## What needs to be done
Copy out all the lines in the records that include the word "anonymous".

## Dataset rows
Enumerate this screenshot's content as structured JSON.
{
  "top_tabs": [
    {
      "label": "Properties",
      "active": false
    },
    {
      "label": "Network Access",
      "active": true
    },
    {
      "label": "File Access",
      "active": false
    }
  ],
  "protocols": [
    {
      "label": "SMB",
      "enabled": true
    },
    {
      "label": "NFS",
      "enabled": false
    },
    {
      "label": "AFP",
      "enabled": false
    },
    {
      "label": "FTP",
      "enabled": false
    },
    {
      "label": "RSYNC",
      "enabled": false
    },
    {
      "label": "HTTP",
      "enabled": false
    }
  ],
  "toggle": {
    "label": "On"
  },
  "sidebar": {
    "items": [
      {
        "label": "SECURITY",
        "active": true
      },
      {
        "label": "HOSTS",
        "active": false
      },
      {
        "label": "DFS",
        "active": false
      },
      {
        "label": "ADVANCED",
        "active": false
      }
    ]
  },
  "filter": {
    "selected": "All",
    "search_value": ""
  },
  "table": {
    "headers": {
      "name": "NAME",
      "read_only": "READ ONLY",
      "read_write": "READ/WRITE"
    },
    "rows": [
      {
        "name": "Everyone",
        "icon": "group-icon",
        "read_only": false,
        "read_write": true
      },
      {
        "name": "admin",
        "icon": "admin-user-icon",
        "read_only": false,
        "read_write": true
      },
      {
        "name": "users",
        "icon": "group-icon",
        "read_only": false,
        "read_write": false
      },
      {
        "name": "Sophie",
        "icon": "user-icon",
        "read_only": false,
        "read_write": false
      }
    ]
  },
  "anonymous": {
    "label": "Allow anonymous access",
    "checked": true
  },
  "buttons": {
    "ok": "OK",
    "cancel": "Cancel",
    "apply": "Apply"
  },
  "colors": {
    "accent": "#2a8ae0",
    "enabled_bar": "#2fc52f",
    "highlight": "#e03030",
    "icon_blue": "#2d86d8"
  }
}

## Correct answer
  "anonymous": {
    "label": "Allow anonymous access",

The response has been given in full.